> [Written problem] Copy all of the material below exactly.

> [Dataset]
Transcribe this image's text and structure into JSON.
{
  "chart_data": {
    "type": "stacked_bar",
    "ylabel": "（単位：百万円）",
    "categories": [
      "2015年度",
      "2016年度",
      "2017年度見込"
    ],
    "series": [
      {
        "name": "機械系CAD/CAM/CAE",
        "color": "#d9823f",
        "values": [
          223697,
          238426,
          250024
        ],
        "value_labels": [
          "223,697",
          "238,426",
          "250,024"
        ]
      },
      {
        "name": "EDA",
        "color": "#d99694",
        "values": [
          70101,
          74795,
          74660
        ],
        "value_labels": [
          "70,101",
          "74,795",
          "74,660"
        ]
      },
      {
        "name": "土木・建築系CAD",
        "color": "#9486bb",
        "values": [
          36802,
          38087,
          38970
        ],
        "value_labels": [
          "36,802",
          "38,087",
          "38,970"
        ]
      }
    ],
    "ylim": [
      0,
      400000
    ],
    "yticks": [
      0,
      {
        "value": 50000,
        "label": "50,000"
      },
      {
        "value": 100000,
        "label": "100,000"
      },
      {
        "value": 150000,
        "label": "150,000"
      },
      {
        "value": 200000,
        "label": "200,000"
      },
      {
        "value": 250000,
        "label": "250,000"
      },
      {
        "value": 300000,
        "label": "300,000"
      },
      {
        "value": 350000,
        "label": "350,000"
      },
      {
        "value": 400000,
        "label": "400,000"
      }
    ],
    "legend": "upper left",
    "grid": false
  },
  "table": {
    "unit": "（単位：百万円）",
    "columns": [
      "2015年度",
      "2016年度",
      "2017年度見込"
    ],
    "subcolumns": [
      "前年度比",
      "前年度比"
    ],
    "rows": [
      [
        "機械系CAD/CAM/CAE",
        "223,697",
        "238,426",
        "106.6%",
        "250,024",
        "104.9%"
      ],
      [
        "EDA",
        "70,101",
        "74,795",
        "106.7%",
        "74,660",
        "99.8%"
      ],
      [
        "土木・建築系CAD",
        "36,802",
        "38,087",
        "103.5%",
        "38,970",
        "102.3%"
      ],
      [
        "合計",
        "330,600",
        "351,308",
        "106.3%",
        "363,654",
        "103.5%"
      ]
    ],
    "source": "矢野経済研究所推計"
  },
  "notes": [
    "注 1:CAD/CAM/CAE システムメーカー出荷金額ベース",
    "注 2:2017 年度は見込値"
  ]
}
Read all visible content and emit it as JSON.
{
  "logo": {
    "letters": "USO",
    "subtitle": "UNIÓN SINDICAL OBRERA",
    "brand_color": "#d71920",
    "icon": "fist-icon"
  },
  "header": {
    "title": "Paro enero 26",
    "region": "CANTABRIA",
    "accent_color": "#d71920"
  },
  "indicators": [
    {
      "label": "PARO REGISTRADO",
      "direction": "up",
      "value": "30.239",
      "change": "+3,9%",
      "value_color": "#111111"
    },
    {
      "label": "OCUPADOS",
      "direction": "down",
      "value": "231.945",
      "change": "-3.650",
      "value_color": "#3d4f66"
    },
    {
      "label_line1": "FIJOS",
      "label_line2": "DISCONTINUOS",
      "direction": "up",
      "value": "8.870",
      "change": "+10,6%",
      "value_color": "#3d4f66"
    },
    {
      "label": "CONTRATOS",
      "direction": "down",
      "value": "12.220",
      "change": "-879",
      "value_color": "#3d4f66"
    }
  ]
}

> [Written answer]
Transcribe this image's text and structure into JSON.
{
  "chart_data": {
    "type": "stacked_bar",
    "ylabel": "（単位：百万円）",
    "categories": [
      "2015年度",
      "2016年度",
      "2017年度見込"
    ],
    "series": [
      {
        "name": "機械系CAD/CAM/CAE",
        "color": "#d9823f",
        "values": [
          223697,
          238426,
          250024
        ],
        "value_labels": [
          "223,697",
          "238,426",
          "250,024"
        ]
      },
      {
        "name": "EDA",
        "color": "#d99694",
        "values": [
          70101,
          74795,
          74660
        ],
        "value_labels": [
          "70,101",
          "74,795",
          "74,660"
        ]
      },
      {
        "name": "土木・建築系CAD",
        "color": "#9486bb",
        "values": [
          36802,
          38087,
          38970
        ],
        "value_labels": [
          "36,802",
          "38,087",
          "38,970"
        ]
      }
    ],
    "ylim": [
      0,
      400000
    ],
    "yticks": [
      0,
      {
        "value": 50000,
        "label": "50,000"
      },
      {
        "value": 100000,
        "label": "100,000"
      },
      {
        "value": 150000,
        "label": "150,000"
      },
      {
        "value": 200000,
        "label": "200,000"
      },
      {
        "value": 250000,
        "label": "250,000"
      },
      {
        "value": 300000,
        "label": "300,000"
      },
      {
        "value": 350000,
        "label": "350,000"
      },
      {
        "value": 400000,
        "label": "400,000"
      }
    ],
    "legend": "upper left",
    "grid": false
  },
  "table": {
    "unit": "（単位：百万円）",
    "columns": [
      "2015年度",
      "2016年度",
      "2017年度見込"
    ],
    "subcolumns": [
      "前年度比",
      "前年度比"
    ],
    "rows": [
      [
        "機械系CAD/CAM/CAE",
        "223,697",
        "238,426",
        "106.6%",
        "250,024",
        "104.9%"
      ],
      [
        "EDA",
        "70,101",
        "74,795",
        "106.7%",
        "74,660",
        "99.8%"
      ],
      [
        "土木・建築系CAD",
        "36,802",
        "38,087",
        "103.5%",
        "38,970",
        "102.3%"
      ],
      [
        "合計",
        "330,600",
        "351,308",
        "106.3%",
        "363,654",
        "103.5%"
      ]
    ],
    "source": "矢野経済研究所推計"
  },
  "notes": [
    "注 1:CAD/CAM/CAE システムメーカー出荷金額ベース",
    "注 2:2017 年度は見込値"
  ]
}
Read all visible content and emit it as JSON.
{
  "logo": {
    "letters": "USO",
    "subtitle": "UNIÓN SINDICAL OBRERA",
    "brand_color": "#d71920",
    "icon": "fist-icon"
  },
  "header": {
    "title": "Paro enero 26",
    "region": "CANTABRIA",
    "accent_color": "#d71920"
  },
  "indicators": [
    {
      "label": "PARO REGISTRADO",
      "direction": "up",
      "value": "30.239",
      "change": "+3,9%",
      "value_color": "#111111"
    },
    {
      "label": "OCUPADOS",
      "direction": "down",
      "value": "231.945",
      "change": "-3.650",
      "value_color": "#3d4f66"
    },
    {
      "label_line1": "FIJOS",
      "label_line2": "DISCONTINUOS",
      "direction": "up",
      "value": "8.870",
      "change": "+10,6%",
      "value_color": "#3d4f66"
    },
    {
      "label": "CONTRATOS",
      "direction": "down",
      "value": "12.220",
      "change": "-879",
      "value_color": "#3d4f66"
    }
  ]
}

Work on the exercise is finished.